***** WORKING DATA *****
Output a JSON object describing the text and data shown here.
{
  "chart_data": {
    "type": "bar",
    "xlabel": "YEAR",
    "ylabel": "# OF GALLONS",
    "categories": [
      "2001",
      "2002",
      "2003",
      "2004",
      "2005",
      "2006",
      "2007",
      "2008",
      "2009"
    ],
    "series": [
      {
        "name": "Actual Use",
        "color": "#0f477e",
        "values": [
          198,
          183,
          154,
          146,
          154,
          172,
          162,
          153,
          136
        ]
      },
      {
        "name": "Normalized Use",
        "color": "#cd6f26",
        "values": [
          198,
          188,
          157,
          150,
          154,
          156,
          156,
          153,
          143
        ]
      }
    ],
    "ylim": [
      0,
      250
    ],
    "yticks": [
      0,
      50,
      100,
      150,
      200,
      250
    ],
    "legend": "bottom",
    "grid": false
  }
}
*****
AIM ▸ Copy each line above containing the string "name".

ANSWER TO THE TASK ▸
        "name": "Actual Use",
        "name": "Normalized Use",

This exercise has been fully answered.